TASK GOAL: Check each line of the data below for the word "邮政编码", then extract the ones that have it.

INPUT MATERIAL:
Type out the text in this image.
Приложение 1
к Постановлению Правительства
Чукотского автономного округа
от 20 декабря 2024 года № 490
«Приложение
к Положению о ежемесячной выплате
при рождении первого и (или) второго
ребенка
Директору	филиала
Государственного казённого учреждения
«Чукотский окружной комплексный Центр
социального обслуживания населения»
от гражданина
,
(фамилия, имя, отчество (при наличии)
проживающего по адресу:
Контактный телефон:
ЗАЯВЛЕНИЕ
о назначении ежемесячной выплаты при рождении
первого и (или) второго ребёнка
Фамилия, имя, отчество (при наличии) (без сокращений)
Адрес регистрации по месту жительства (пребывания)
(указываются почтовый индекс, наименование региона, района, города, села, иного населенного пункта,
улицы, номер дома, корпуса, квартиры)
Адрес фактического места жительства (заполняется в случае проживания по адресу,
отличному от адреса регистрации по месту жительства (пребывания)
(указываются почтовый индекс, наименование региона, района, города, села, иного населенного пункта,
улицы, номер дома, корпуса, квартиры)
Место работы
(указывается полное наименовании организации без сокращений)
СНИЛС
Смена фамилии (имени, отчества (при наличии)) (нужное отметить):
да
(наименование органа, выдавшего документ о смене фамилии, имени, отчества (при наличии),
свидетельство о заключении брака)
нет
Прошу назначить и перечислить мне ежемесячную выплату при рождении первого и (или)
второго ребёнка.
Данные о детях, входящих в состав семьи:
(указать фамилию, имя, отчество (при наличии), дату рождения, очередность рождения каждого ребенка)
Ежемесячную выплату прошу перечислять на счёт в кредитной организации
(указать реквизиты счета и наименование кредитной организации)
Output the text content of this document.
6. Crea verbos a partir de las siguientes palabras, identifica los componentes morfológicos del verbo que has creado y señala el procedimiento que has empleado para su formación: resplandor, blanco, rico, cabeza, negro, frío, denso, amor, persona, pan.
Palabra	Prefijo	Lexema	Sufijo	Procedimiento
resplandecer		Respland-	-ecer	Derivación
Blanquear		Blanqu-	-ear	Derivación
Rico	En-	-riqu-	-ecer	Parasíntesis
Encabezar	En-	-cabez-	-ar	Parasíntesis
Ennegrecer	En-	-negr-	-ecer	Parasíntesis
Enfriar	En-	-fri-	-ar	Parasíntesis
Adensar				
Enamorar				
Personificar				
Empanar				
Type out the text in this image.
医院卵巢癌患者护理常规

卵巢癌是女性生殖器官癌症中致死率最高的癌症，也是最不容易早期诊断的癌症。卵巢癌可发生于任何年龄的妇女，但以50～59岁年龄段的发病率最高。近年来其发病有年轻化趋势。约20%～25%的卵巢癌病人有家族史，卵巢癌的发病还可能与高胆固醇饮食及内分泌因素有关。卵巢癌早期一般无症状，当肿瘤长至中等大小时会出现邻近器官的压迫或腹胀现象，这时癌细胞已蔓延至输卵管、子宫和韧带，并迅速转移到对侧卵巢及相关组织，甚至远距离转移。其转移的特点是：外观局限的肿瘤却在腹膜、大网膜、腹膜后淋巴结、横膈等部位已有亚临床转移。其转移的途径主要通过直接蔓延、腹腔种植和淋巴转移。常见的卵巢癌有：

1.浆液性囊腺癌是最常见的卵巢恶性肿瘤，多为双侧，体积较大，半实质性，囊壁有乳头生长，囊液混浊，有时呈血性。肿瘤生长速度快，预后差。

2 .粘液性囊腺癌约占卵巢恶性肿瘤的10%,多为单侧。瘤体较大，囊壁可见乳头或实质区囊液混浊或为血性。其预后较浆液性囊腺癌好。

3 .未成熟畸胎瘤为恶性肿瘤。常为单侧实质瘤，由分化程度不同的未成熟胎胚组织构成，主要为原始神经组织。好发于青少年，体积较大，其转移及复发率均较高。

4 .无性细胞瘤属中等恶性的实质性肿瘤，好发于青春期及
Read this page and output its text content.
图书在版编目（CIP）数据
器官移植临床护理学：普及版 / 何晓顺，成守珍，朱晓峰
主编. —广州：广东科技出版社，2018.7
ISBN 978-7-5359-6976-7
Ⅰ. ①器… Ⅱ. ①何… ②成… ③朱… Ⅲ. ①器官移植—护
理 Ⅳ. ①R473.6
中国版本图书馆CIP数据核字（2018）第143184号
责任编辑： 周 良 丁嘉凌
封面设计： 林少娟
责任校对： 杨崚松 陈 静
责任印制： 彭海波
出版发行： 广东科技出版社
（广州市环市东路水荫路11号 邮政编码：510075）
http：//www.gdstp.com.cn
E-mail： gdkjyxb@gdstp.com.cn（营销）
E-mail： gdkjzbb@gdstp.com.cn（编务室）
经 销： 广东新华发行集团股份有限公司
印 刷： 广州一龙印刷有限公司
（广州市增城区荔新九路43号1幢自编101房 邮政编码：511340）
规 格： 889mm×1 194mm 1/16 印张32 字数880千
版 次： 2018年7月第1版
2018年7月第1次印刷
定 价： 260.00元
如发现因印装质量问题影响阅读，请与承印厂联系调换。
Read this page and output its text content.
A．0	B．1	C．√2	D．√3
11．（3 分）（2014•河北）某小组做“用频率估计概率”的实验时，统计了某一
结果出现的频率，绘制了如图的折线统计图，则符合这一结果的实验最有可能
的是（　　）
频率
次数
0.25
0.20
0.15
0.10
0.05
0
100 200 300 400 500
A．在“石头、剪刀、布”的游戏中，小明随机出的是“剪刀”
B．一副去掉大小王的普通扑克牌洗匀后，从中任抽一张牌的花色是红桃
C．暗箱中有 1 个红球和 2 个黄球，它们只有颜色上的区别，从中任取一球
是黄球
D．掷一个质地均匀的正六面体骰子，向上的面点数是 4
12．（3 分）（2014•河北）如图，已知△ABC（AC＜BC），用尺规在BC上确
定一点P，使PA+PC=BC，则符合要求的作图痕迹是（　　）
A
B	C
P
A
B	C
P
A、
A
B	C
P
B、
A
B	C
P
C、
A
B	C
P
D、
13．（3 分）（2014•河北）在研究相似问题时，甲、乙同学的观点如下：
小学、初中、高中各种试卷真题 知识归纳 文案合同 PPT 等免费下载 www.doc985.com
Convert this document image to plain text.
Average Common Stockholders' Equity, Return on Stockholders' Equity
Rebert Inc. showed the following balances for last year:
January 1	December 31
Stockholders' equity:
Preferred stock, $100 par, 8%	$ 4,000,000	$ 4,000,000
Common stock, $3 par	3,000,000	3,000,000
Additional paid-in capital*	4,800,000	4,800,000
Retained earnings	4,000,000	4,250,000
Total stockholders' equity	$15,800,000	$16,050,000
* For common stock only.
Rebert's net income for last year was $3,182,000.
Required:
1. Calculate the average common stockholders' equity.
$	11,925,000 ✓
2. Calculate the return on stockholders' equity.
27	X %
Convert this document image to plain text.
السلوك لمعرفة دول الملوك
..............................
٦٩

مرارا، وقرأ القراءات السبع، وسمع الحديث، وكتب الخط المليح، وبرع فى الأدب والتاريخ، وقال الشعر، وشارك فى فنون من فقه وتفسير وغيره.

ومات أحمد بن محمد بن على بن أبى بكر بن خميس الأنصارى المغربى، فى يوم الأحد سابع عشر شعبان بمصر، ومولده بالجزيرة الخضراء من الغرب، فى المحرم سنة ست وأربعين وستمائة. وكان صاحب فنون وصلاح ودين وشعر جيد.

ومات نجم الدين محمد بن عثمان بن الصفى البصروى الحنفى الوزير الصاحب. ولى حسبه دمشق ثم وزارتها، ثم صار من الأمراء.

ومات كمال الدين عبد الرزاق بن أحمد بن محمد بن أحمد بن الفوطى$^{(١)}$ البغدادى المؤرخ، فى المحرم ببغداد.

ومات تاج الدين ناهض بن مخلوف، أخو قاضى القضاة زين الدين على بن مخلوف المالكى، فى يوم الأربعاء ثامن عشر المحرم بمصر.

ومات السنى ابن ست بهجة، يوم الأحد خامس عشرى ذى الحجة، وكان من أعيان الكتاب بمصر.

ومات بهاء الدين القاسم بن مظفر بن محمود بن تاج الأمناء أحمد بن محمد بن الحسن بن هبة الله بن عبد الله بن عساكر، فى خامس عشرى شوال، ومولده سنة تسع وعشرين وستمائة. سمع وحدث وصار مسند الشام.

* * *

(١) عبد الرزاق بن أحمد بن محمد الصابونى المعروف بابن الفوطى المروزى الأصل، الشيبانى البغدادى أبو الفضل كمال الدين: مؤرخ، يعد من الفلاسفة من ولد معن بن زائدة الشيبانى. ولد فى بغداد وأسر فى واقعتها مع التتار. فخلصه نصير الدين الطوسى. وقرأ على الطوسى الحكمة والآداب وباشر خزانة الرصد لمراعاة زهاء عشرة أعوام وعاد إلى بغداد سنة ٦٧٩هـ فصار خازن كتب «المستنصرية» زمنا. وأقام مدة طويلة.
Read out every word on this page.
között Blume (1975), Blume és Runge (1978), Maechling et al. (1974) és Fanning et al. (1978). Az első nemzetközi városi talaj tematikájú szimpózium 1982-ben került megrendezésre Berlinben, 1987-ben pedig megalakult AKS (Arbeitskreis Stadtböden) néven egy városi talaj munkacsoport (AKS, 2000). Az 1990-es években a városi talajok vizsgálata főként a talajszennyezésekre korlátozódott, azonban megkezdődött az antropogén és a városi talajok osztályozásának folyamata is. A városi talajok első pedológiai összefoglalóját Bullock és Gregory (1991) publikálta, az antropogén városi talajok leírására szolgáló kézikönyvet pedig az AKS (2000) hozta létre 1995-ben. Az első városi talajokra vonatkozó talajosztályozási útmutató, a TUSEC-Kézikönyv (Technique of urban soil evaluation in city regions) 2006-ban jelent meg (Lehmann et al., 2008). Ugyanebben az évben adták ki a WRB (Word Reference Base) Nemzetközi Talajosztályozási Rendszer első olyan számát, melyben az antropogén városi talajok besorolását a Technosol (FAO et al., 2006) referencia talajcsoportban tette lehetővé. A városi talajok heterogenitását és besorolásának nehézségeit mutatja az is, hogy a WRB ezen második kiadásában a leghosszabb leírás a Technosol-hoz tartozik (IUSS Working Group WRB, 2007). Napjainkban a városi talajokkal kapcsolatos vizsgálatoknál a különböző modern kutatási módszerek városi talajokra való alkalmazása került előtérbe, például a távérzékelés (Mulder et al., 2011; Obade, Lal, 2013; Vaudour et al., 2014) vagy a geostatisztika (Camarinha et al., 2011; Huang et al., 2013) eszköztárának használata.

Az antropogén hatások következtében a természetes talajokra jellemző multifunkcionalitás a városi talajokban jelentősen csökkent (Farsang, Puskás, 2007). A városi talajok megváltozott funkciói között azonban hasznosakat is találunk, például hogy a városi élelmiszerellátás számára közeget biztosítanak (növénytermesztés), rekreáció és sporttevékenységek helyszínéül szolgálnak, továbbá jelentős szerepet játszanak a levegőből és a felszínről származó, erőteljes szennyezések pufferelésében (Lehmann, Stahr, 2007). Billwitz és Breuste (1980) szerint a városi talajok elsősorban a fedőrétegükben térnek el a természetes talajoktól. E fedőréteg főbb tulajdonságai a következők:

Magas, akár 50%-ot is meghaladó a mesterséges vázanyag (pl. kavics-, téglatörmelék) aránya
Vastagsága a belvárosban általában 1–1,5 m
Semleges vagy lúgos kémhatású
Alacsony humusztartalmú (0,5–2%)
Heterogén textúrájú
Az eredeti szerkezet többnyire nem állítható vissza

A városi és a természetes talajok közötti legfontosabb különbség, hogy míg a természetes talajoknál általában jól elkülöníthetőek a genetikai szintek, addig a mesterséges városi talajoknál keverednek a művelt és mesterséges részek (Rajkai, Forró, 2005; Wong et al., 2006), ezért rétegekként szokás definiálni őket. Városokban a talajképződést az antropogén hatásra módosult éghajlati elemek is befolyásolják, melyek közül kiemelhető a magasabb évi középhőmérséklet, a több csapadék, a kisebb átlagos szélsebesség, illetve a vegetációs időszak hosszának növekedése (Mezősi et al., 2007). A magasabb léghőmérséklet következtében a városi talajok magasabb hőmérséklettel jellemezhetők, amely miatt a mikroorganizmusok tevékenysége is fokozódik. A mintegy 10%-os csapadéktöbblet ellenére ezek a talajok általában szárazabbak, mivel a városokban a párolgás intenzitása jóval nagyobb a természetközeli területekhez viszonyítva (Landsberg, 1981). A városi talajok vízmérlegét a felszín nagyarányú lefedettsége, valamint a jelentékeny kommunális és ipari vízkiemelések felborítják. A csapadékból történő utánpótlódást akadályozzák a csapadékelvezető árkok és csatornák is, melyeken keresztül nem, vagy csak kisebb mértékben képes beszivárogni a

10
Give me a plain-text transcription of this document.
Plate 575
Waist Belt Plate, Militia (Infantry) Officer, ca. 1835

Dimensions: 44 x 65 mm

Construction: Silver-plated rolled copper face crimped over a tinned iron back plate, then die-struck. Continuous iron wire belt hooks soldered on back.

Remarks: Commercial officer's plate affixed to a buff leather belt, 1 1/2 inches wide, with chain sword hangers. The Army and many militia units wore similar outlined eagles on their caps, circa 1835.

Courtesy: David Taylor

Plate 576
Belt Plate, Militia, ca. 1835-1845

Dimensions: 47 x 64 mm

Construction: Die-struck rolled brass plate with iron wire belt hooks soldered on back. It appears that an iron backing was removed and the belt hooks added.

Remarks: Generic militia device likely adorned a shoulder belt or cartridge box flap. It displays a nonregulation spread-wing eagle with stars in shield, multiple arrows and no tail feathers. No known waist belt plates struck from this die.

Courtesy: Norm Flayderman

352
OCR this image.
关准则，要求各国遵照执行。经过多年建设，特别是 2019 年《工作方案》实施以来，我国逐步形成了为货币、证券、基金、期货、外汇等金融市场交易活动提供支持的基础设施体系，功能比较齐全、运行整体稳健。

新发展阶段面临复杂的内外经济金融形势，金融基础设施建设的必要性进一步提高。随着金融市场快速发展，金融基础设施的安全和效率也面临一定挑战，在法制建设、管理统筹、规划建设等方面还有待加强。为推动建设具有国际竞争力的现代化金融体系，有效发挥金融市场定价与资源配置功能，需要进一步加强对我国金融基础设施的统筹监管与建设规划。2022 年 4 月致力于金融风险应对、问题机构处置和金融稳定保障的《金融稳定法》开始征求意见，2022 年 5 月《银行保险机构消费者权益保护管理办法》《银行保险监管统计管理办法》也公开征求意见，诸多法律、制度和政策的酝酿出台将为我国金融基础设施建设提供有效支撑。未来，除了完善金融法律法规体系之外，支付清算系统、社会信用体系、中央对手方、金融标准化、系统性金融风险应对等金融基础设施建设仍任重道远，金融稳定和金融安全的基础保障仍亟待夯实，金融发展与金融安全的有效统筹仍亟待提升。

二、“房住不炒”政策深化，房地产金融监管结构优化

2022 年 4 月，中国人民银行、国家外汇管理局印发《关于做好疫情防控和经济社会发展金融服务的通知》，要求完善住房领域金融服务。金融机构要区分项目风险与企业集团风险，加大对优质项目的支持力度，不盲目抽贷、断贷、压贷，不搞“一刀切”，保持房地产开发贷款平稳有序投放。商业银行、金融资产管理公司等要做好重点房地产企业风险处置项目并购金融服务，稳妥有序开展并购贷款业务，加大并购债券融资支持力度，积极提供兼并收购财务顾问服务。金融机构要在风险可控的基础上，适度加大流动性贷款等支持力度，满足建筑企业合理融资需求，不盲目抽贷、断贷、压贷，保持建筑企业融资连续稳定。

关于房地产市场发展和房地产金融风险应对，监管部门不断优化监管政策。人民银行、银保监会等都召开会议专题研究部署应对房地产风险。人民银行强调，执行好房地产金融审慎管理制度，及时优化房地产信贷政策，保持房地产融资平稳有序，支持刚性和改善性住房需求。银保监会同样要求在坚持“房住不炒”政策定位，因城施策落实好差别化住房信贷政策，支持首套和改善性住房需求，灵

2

EXERCISE OUTPUT:
（广州市环市东路水荫路11号 邮政编码：510075）
（广州市增城区荔新九路43号1幢自编101房 邮政编码：511340）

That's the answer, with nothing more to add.